**Your task**
Please rewrite the records below, changing each "screenshot" to "screen capture" and keeping everything else the same.

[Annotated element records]
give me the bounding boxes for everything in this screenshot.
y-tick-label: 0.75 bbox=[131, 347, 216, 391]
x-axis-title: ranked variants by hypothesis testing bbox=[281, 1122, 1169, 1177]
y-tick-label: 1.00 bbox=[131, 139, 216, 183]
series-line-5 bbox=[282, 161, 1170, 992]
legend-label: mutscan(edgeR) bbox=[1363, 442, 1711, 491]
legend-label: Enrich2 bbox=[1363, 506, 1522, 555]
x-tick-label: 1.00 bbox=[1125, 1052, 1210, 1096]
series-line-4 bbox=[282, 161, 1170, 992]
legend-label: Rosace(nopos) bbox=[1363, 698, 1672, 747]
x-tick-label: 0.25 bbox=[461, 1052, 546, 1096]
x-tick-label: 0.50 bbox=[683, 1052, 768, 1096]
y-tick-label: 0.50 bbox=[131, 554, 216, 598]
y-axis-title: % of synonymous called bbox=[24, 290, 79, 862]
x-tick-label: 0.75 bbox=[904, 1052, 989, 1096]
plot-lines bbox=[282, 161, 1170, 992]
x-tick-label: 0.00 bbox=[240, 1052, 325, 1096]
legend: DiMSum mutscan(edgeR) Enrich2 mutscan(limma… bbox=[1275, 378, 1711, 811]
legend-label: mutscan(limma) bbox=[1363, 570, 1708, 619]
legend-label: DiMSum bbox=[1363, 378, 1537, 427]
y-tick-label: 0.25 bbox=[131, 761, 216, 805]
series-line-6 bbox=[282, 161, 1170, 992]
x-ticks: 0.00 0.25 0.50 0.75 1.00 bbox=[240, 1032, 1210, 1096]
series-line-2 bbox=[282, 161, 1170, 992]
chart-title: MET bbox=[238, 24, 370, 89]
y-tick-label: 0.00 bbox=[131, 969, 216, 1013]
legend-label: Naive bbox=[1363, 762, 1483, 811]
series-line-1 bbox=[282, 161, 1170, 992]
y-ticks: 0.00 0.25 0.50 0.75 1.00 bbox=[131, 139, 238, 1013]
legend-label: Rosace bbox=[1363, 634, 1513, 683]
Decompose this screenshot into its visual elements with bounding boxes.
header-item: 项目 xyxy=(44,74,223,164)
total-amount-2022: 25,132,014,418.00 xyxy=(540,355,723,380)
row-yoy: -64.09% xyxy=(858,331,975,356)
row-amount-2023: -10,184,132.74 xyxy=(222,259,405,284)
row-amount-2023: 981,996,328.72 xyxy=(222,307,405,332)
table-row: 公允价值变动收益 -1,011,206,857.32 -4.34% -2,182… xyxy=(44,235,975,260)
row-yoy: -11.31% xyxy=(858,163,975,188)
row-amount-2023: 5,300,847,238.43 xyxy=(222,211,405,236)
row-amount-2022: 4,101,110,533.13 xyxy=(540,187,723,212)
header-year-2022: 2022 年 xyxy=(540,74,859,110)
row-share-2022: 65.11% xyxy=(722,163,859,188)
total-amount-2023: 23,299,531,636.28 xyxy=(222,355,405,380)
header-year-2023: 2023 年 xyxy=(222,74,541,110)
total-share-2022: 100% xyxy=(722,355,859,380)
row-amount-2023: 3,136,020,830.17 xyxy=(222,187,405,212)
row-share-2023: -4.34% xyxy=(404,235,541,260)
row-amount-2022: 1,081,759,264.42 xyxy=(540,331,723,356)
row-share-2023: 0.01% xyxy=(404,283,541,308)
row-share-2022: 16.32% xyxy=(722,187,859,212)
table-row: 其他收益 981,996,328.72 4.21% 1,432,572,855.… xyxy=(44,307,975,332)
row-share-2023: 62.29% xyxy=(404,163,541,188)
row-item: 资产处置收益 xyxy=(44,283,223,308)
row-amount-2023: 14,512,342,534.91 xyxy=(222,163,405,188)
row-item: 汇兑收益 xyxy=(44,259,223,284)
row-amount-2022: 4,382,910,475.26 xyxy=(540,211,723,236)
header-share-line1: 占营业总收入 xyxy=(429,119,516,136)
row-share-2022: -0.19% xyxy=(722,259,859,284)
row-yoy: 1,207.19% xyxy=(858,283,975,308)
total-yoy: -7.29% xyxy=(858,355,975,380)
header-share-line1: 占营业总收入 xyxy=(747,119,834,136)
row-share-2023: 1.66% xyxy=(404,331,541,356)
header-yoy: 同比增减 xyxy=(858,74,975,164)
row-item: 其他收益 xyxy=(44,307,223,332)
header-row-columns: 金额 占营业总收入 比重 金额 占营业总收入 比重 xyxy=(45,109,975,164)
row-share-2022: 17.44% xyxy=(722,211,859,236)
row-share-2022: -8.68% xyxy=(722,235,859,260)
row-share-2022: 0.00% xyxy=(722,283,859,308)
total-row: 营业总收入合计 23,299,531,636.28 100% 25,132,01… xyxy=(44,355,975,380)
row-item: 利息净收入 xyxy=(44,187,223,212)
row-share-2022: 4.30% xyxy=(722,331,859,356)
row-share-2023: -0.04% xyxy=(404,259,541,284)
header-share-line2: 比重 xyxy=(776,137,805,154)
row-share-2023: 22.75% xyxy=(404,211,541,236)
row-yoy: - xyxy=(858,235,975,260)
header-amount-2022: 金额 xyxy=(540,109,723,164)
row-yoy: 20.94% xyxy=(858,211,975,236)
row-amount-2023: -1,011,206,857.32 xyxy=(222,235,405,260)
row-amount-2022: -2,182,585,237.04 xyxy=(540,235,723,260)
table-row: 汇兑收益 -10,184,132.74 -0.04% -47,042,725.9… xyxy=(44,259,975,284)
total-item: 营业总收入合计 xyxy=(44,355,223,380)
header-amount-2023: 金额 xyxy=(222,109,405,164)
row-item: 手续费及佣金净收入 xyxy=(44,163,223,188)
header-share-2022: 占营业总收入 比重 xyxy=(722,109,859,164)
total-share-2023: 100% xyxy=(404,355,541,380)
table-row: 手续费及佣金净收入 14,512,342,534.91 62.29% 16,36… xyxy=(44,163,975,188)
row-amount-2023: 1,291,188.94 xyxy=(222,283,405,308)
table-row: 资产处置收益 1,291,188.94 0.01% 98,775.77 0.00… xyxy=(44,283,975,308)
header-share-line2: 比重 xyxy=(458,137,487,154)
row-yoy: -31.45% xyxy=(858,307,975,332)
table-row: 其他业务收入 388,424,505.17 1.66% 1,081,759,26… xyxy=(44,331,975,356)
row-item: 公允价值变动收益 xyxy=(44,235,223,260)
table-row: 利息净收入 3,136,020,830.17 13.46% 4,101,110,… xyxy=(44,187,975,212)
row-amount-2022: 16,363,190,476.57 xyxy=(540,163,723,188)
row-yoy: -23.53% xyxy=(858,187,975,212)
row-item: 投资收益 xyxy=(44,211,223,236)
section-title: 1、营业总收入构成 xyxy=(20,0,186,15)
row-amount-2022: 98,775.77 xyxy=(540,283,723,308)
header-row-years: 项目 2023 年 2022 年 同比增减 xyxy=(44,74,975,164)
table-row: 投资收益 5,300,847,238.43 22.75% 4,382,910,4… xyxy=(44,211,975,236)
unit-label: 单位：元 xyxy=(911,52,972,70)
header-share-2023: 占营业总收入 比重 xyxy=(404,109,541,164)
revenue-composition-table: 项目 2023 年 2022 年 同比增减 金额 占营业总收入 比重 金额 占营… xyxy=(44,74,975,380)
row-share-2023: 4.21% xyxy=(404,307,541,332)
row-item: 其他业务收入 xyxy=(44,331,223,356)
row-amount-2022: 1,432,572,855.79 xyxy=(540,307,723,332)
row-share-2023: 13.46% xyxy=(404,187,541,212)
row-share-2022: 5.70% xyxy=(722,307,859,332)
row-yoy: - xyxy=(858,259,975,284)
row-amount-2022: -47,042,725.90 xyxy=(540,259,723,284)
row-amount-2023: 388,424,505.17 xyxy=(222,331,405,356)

**Correct output**
give me the bounding boxes for everything in this screen capture.
y-tick-label: 0.75 bbox=[131, 347, 216, 391]
x-axis-title: ranked variants by hypothesis testing bbox=[281, 1122, 1169, 1177]
y-tick-label: 1.00 bbox=[131, 139, 216, 183]
series-line-5 bbox=[282, 161, 1170, 992]
legend-label: mutscan(edgeR) bbox=[1363, 442, 1711, 491]
legend-label: Enrich2 bbox=[1363, 506, 1522, 555]
x-tick-label: 1.00 bbox=[1125, 1052, 1210, 1096]
series-line-4 bbox=[282, 161, 1170, 992]
legend-label: Rosace(nopos) bbox=[1363, 698, 1672, 747]
x-tick-label: 0.25 bbox=[461, 1052, 546, 1096]
x-tick-label: 0.50 bbox=[683, 1052, 768, 1096]
y-tick-label: 0.50 bbox=[131, 554, 216, 598]
y-axis-title: % of synonymous called bbox=[24, 290, 79, 862]
x-tick-label: 0.75 bbox=[904, 1052, 989, 1096]
plot-lines bbox=[282, 161, 1170, 992]
x-tick-label: 0.00 bbox=[240, 1052, 325, 1096]
legend: DiMSum mutscan(edgeR) Enrich2 mutscan(limma… bbox=[1275, 378, 1711, 811]
legend-label: mutscan(limma) bbox=[1363, 570, 1708, 619]
legend-label: DiMSum bbox=[1363, 378, 1537, 427]
y-tick-label: 0.25 bbox=[131, 761, 216, 805]
series-line-6 bbox=[282, 161, 1170, 992]
x-ticks: 0.00 0.25 0.50 0.75 1.00 bbox=[240, 1032, 1210, 1096]
series-line-2 bbox=[282, 161, 1170, 992]
chart-title: MET bbox=[238, 24, 370, 89]
y-tick-label: 0.00 bbox=[131, 969, 216, 1013]
legend-label: Naive bbox=[1363, 762, 1483, 811]
series-line-1 bbox=[282, 161, 1170, 992]
y-ticks: 0.00 0.25 0.50 0.75 1.00 bbox=[131, 139, 238, 1013]
legend-label: Rosace bbox=[1363, 634, 1513, 683]
Decompose this screen capture into its visual elements with bounding boxes.
header-item: 项目 xyxy=(44,74,223,164)
total-amount-2022: 25,132,014,418.00 xyxy=(540,355,723,380)
row-yoy: -64.09% xyxy=(858,331,975,356)
row-amount-2023: -10,184,132.74 xyxy=(222,259,405,284)
row-amount-2023: 981,996,328.72 xyxy=(222,307,405,332)
table-row: 公允价值变动收益 -1,011,206,857.32 -4.34% -2,182… xyxy=(44,235,975,260)
row-yoy: -11.31% xyxy=(858,163,975,188)
row-amount-2023: 5,300,847,238.43 xyxy=(222,211,405,236)
row-amount-2022: 4,101,110,533.13 xyxy=(540,187,723,212)
header-year-2022: 2022 年 xyxy=(540,74,859,110)
row-share-2022: 65.11% xyxy=(722,163,859,188)
total-amount-2023: 23,299,531,636.28 xyxy=(222,355,405,380)
header-year-2023: 2023 年 xyxy=(222,74,541,110)
total-share-2022: 100% xyxy=(722,355,859,380)
row-amount-2023: 3,136,020,830.17 xyxy=(222,187,405,212)
row-share-2023: -4.34% xyxy=(404,235,541,260)
row-amount-2022: 1,081,759,264.42 xyxy=(540,331,723,356)
row-share-2023: 0.01% xyxy=(404,283,541,308)
row-share-2022: 16.32% xyxy=(722,187,859,212)
table-row: 其他收益 981,996,328.72 4.21% 1,432,572,855.… xyxy=(44,307,975,332)
row-share-2023: 62.29% xyxy=(404,163,541,188)
row-item: 资产处置收益 xyxy=(44,283,223,308)
row-amount-2023: 14,512,342,534.91 xyxy=(222,163,405,188)
row-item: 汇兑收益 xyxy=(44,259,223,284)
row-amount-2022: 4,382,910,475.26 xyxy=(540,211,723,236)
header-share-line1: 占营业总收入 xyxy=(429,119,516,136)
row-share-2022: -0.19% xyxy=(722,259,859,284)
row-yoy: 1,207.19% xyxy=(858,283,975,308)
total-yoy: -7.29% xyxy=(858,355,975,380)
header-share-line1: 占营业总收入 xyxy=(747,119,834,136)
row-share-2023: 1.66% xyxy=(404,331,541,356)
header-yoy: 同比增减 xyxy=(858,74,975,164)
row-item: 其他收益 xyxy=(44,307,223,332)
header-row-columns: 金额 占营业总收入 比重 金额 占营业总收入 比重 xyxy=(45,109,975,164)
row-share-2022: 17.44% xyxy=(722,211,859,236)
row-share-2022: -8.68% xyxy=(722,235,859,260)
row-share-2022: 0.00% xyxy=(722,283,859,308)
total-row: 营业总收入合计 23,299,531,636.28 100% 25,132,01… xyxy=(44,355,975,380)
row-item: 利息净收入 xyxy=(44,187,223,212)
row-share-2022: 4.30% xyxy=(722,331,859,356)
row-share-2023: -0.04% xyxy=(404,259,541,284)
header-share-line2: 比重 xyxy=(776,137,805,154)
row-share-2023: 22.75% xyxy=(404,211,541,236)
row-yoy: - xyxy=(858,235,975,260)
header-amount-2022: 金额 xyxy=(540,109,723,164)
row-yoy: 20.94% xyxy=(858,211,975,236)
row-amount-2023: -1,011,206,857.32 xyxy=(222,235,405,260)
row-amount-2022: -2,182,585,237.04 xyxy=(540,235,723,260)
table-row: 汇兑收益 -10,184,132.74 -0.04% -47,042,725.9… xyxy=(44,259,975,284)
total-item: 营业总收入合计 xyxy=(44,355,223,380)
header-amount-2023: 金额 xyxy=(222,109,405,164)
row-item: 手续费及佣金净收入 xyxy=(44,163,223,188)
header-share-2022: 占营业总收入 比重 xyxy=(722,109,859,164)
total-share-2023: 100% xyxy=(404,355,541,380)
table-row: 手续费及佣金净收入 14,512,342,534.91 62.29% 16,36… xyxy=(44,163,975,188)
row-amount-2023: 1,291,188.94 xyxy=(222,283,405,308)
table-row: 资产处置收益 1,291,188.94 0.01% 98,775.77 0.00… xyxy=(44,283,975,308)
header-share-line2: 比重 xyxy=(458,137,487,154)
row-yoy: -31.45% xyxy=(858,307,975,332)
table-row: 其他业务收入 388,424,505.17 1.66% 1,081,759,26… xyxy=(44,331,975,356)
row-item: 公允价值变动收益 xyxy=(44,235,223,260)
table-row: 利息净收入 3,136,020,830.17 13.46% 4,101,110,… xyxy=(44,187,975,212)
row-amount-2022: 16,363,190,476.57 xyxy=(540,163,723,188)
row-yoy: -23.53% xyxy=(858,187,975,212)
row-item: 投资收益 xyxy=(44,211,223,236)
section-title: 1、营业总收入构成 xyxy=(20,0,186,15)
row-amount-2022: 98,775.77 xyxy=(540,283,723,308)
header-row-years: 项目 2023 年 2022 年 同比增减 xyxy=(44,74,975,164)
table-row: 投资收益 5,300,847,238.43 22.75% 4,382,910,4… xyxy=(44,211,975,236)
unit-label: 单位：元 xyxy=(911,52,972,70)
header-share-2023: 占营业总收入 比重 xyxy=(404,109,541,164)
revenue-composition-table: 项目 2023 年 2022 年 同比增减 金额 占营业总收入 比重 金额 占营… xyxy=(44,74,975,380)
row-share-2023: 4.21% xyxy=(404,307,541,332)
row-item: 其他业务收入 xyxy=(44,331,223,356)
row-amount-2022: 1,432,572,855.79 xyxy=(540,307,723,332)
row-share-2023: 13.46% xyxy=(404,187,541,212)
row-share-2022: 5.70% xyxy=(722,307,859,332)
row-yoy: - xyxy=(858,259,975,284)
row-amount-2022: -47,042,725.90 xyxy=(540,259,723,284)
row-amount-2023: 388,424,505.17 xyxy=(222,331,405,356)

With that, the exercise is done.